■ Description of the task ■
Show every line from the entries that follow which holds the word "fuisse".

[Extracted data entries]
━━━
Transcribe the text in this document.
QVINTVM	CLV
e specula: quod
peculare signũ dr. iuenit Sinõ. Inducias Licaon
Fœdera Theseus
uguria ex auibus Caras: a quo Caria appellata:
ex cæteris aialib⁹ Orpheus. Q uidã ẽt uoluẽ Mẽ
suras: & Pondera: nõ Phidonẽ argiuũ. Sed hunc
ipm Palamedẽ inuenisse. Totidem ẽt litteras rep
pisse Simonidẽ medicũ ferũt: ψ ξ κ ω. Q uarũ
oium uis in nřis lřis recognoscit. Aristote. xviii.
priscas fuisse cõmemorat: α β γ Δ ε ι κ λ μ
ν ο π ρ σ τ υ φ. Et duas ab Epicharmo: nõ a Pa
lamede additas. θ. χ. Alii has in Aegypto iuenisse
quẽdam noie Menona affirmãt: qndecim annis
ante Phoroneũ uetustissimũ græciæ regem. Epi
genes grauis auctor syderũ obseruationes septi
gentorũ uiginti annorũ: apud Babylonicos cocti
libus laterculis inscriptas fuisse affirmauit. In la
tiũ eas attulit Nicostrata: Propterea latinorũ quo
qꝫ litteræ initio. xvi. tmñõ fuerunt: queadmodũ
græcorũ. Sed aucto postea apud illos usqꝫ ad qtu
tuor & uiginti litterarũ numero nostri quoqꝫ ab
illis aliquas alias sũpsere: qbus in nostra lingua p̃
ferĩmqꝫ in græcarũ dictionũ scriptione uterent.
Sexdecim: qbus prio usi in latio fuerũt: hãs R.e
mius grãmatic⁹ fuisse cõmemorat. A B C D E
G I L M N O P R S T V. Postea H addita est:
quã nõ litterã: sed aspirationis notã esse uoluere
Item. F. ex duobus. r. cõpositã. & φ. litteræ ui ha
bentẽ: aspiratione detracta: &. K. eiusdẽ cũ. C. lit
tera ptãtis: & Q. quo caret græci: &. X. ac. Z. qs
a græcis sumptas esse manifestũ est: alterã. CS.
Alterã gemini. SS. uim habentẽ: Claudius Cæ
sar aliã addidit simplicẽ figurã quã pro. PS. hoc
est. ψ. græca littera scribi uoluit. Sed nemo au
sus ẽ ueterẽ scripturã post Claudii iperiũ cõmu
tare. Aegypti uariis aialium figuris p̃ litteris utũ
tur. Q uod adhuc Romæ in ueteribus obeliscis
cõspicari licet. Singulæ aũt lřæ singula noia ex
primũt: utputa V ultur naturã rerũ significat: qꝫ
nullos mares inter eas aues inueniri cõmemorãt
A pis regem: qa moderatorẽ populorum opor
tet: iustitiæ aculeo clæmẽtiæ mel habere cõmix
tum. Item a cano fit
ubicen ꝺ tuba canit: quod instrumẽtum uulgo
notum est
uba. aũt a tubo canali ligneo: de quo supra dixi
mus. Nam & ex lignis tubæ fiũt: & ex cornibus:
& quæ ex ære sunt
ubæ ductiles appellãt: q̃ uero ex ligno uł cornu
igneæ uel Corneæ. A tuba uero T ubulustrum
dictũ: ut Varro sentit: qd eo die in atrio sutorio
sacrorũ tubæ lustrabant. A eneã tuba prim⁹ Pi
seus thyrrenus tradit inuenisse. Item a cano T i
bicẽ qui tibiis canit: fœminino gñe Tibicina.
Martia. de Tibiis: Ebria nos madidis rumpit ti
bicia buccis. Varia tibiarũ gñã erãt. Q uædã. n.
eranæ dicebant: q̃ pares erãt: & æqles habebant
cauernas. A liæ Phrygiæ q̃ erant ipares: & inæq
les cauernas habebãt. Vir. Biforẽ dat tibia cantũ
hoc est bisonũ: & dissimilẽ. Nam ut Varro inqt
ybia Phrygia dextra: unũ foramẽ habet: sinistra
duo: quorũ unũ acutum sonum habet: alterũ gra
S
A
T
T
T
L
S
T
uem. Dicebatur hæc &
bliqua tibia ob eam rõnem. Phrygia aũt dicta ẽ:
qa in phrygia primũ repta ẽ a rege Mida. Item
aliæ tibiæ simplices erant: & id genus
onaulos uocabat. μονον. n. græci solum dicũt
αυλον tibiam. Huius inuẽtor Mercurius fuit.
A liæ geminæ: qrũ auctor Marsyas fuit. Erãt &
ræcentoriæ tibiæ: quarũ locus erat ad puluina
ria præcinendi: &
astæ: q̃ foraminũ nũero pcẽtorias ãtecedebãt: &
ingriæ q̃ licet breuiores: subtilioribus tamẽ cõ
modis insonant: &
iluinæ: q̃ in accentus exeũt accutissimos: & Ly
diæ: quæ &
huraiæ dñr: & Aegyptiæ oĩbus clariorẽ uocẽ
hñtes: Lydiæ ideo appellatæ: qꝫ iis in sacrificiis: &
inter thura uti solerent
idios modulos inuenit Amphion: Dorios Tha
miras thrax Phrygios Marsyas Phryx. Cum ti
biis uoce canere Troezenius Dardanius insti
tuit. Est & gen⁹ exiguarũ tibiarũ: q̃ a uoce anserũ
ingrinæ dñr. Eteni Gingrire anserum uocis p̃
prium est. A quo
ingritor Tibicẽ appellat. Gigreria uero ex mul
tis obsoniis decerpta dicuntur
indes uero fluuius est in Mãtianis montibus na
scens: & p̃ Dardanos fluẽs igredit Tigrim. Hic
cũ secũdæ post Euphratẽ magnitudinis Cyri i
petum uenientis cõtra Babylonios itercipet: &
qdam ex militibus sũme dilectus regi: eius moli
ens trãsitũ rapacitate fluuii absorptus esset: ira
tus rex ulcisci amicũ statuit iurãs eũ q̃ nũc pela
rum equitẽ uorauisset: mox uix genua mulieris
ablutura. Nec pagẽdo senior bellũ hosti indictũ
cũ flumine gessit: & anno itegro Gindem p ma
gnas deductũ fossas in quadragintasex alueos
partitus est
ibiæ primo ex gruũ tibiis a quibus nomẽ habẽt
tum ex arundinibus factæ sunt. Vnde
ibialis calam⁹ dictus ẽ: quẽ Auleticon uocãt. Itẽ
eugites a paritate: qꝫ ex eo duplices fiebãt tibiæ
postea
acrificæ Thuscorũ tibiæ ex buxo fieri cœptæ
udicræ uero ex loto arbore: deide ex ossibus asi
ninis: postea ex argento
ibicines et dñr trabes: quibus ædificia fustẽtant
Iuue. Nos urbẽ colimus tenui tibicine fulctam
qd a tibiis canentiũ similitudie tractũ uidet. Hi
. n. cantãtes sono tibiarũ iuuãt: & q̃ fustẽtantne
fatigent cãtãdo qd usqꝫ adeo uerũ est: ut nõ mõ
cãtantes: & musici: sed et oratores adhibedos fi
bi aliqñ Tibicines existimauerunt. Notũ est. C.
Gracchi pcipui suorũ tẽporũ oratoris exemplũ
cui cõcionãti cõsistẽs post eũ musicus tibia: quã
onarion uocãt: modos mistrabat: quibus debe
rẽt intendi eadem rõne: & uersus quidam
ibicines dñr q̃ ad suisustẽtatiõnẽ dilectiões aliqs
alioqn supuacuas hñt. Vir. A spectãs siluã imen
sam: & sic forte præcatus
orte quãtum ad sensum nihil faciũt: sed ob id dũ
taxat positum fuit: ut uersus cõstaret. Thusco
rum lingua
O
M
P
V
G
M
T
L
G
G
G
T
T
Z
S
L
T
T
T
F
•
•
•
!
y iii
━━━
■ Response below ■
priscas fuisse cõmemorat: α β γ Δ ε ι κ λ μ
libus laterculis inscriptas fuisse affirmauit. In la
mius grãmatic⁹ fuisse cõmemorat. A B C D E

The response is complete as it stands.